• Items:
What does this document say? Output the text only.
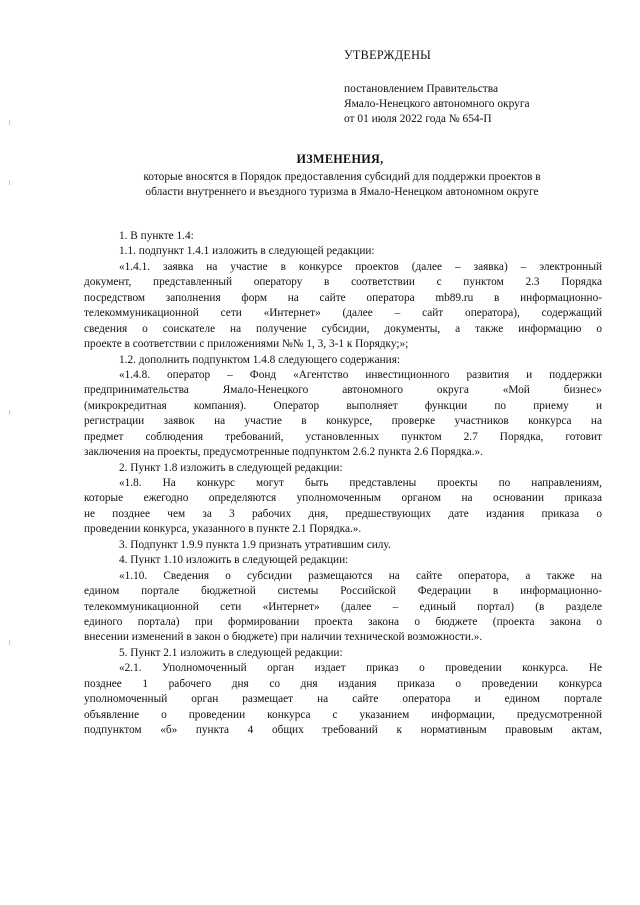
УТВЕРЖДЕНЫ
постановлением Правительства
Ямало-Ненецкого автономного округа
от 01 июля 2022 года № 654-П
ИЗМЕНЕНИЯ,
которые вносятся в Порядок предоставления субсидий для поддержки проектов в
области внутреннего и въездного туризма в Ямало-Ненецком автономном округе
1. В пункте 1.4:
1.1. подпункт 1.4.1 изложить в следующей редакции:
«1.4.1. заявка на участие в конкурсе проектов (далее – заявка) – электронный
документ, представленный оператору в соответствии с пунктом 2.3 Порядка
посредством заполнения форм на сайте оператора mb89.ru в информационно-
телекоммуникационной сети «Интернет» (далее – сайт оператора), содержащий
сведения о соискателе на получение субсидии, документы, а также информацию о
проекте в соответствии с приложениями №№ 1, 3, 3-1 к Порядку;»;
1.2. дополнить подпунктом 1.4.8 следующего содержания:
«1.4.8. оператор – Фонд «Агентство инвестиционного развития и поддержки
предпринимательства Ямало-Ненецкого автономного округа «Мой бизнес»
(микрокредитная компания). Оператор выполняет функции по приему и
регистрации заявок на участие в конкурсе, проверке участников конкурса на
предмет соблюдения требований, установленных пунктом 2.7 Порядка, готовит
заключения на проекты, предусмотренные подпунктом 2.6.2 пункта 2.6 Порядка.».
2. Пункт 1.8 изложить в следующей редакции:
«1.8. На конкурс могут быть представлены проекты по направлениям,
которые ежегодно определяются уполномоченным органом на основании приказа
не позднее чем за 3 рабочих дня, предшествующих дате издания приказа о
проведении конкурса, указанного в пункте 2.1 Порядка.».
3. Подпункт 1.9.9 пункта 1.9 признать утратившим силу.
4. Пункт 1.10 изложить в следующей редакции:
«1.10. Сведения о субсидии размещаются на сайте оператора, а также на
едином портале бюджетной системы Российской Федерации в информационно-
телекоммуникационной сети «Интернет» (далее – единый портал) (в разделе
единого портала) при формировании проекта закона о бюджете (проекта закона о
внесении изменений в закон о бюджете) при наличии технической возможности.».
5. Пункт 2.1 изложить в следующей редакции:
«2.1. Уполномоченный орган издает приказ о проведении конкурса. Не
позднее 1 рабочего дня со дня издания приказа о проведении конкурса
уполномоченный орган размещает на сайте оператора и едином портале
объявление о проведении конкурса с указанием информации, предусмотренной
подпунктом «б» пункта 4 общих требований к нормативным правовым актам,
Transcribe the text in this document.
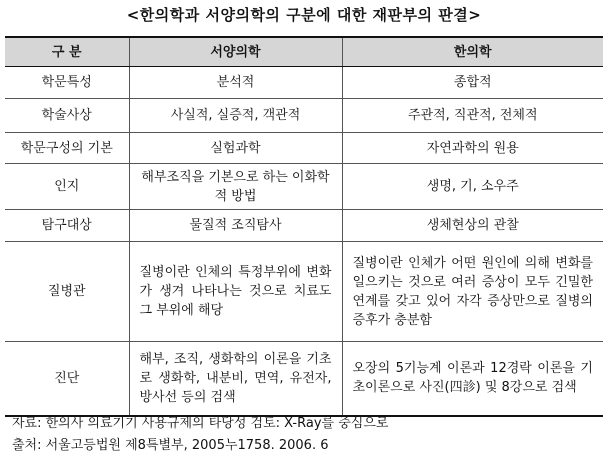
<한의학과 서양의학의 구분에 대한 재판부의 판결>
구 분	서양의학	한의학
학문특성	분석적	종합적
학술사상	사실적, 실증적, 객관적	주관적, 직관적, 전체적
학문구성의 기본	실험과학	자연과학의 원용
인지	해부조직을 기본으로 하는 이화학적 방법	생명, 기, 소우주
탐구대상	물질적 조직탐사	생체현상의 관찰
질병관	질병이란 인체의 특정부위에 변화가 생겨 나타나는 것으로 치료도 그 부위에 해당	질병이란 인체가 어떤 원인에 의해 변화를 일으키는 것으로 여러 증상이 모두 긴밀한 연계를 갖고 있어 자각 증상만으로 질병의 증후가 충분함
진단	해부, 조직, 생화학의 이론을 기초로 생화학, 내분비, 면역, 유전자, 방사선 등의 검색	오장의 5기능계 이론과 12경락 이론을 기초이론으로 사진(四診) 및 8강으로 검색
자료: 한의사 의료기기 사용규제의 타당성 검토: X-Ray를 중심으로
출처: 서울고등법원 제8특별부, 2005누1758. 2006. 6
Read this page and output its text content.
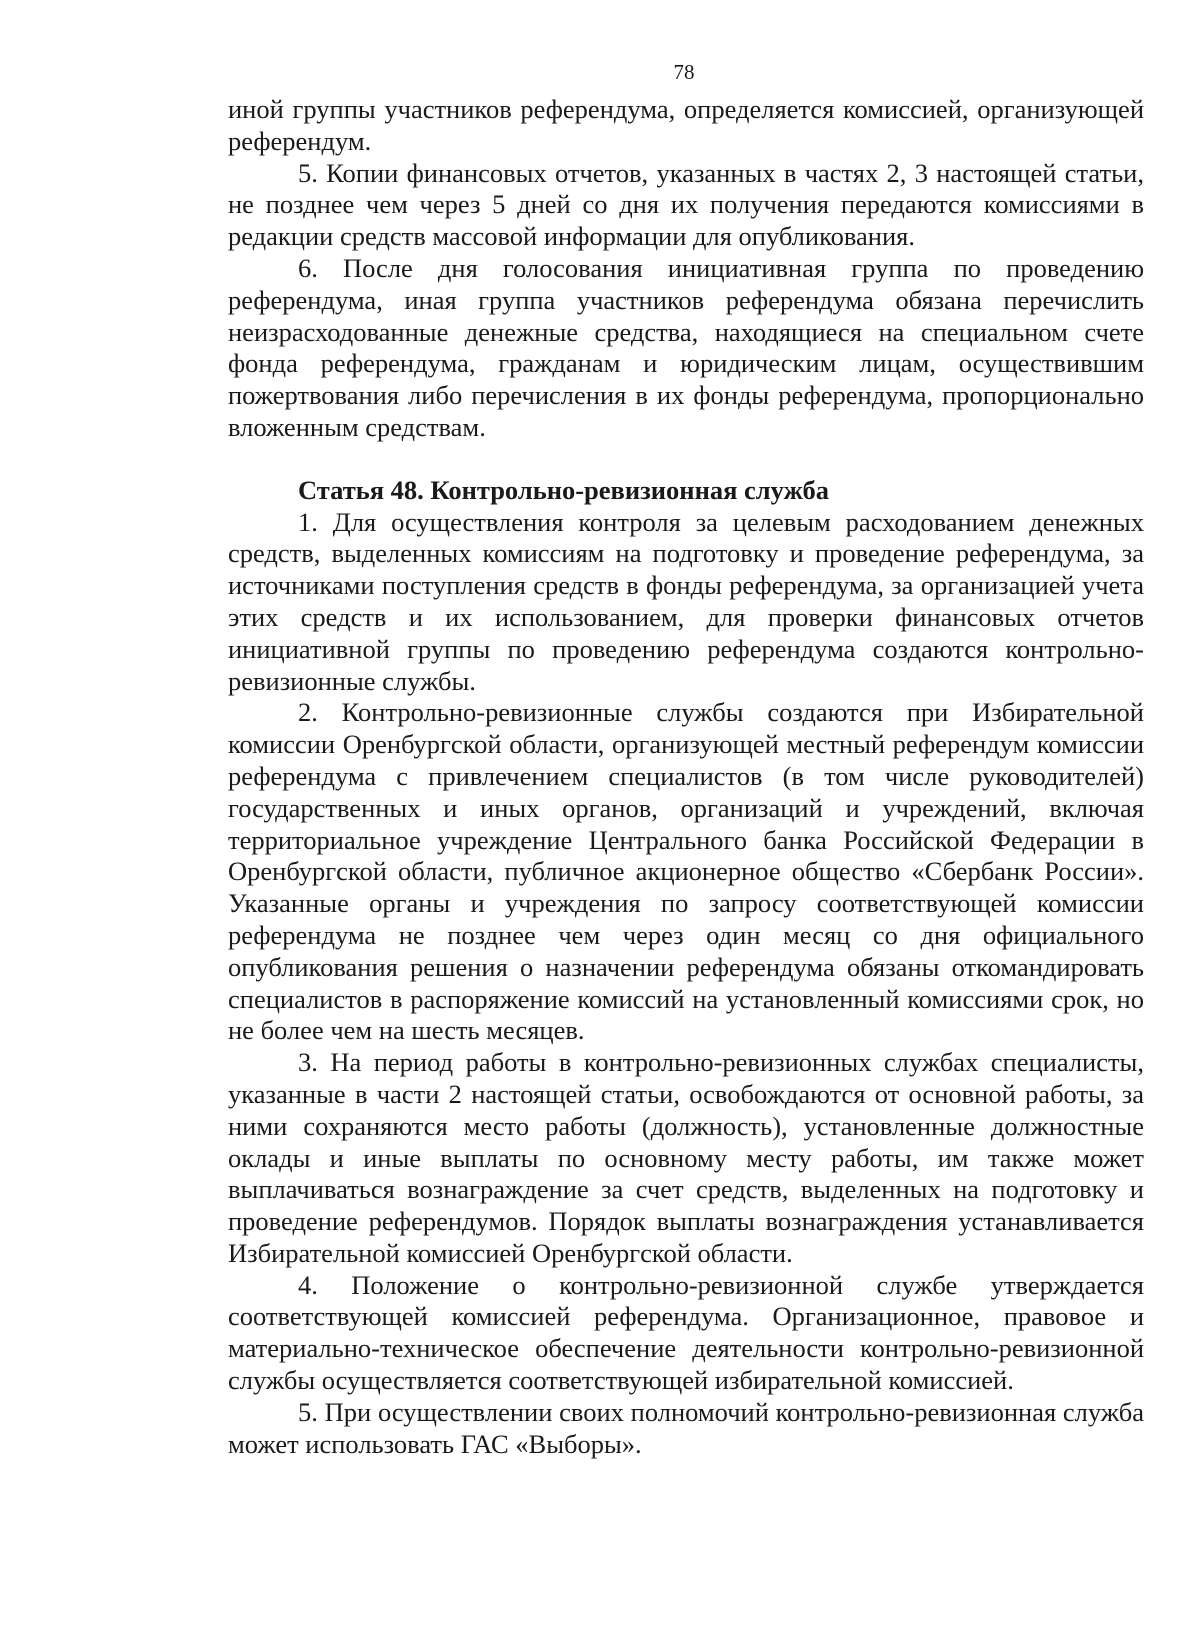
78

иной группы участников референдума, определяется комиссией, организующей референдум.

5. Копии финансовых отчетов, указанных в частях 2, 3 настоящей статьи, не позднее чем через 5 дней со дня их получения передаются комиссиями в редакции средств массовой информации для опубликования.

6. После дня голосования инициативная группа по проведению референдума, иная группа участников референдума обязана перечислить неизрасходованные денежные средства, находящиеся на специальном счете фонда референдума, гражданам и юридическим лицам, осуществившим пожертвования либо перечисления в их фонды референдума, пропорционально вложенным средствам.

Статья 48. Контрольно-ревизионная служба

1. Для осуществления контроля за целевым расходованием денежных средств, выделенных комиссиям на подготовку и проведение референдума, за источниками поступления средств в фонды референдума, за организацией учета этих средств и их использованием, для проверки финансовых отчетов инициативной группы по проведению референдума создаются контрольно-ревизионные службы.

2. Контрольно-ревизионные службы создаются при Избирательной комиссии Оренбургской области, организующей местный референдум комиссии референдума с привлечением специалистов (в том числе руководителей) государственных и иных органов, организаций и учреждений, включая территориальное учреждение Центрального банка Российской Федерации в Оренбургской области, публичное акционерное общество «Сбербанк России». Указанные органы и учреждения по запросу соответствующей комиссии референдума не позднее чем через один месяц со дня официального опубликования решения о назначении референдума обязаны откомандировать специалистов в распоряжение комиссий на установленный комиссиями срок, но не более чем на шесть месяцев.

3. На период работы в контрольно-ревизионных службах специалисты, указанные в части 2 настоящей статьи, освобождаются от основной работы, за ними сохраняются место работы (должность), установленные должностные оклады и иные выплаты по основному месту работы, им также может выплачиваться вознаграждение за счет средств, выделенных на подготовку и проведение референдумов. Порядок выплаты вознаграждения устанавливается Избирательной комиссией Оренбургской области.

4. Положение о контрольно-ревизионной службе утверждается соответствующей комиссией референдума. Организационное, правовое и материально-техническое обеспечение деятельности контрольно-ревизионной службы осуществляется соответствующей избирательной комиссией.

5. При осуществлении своих полномочий контрольно-ревизионная служба может использовать ГАС «Выборы».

• Exercise directions: Across the material above, how many lines include the string "Ненецкого"? Only the number is wanted.

• Result of the task: 2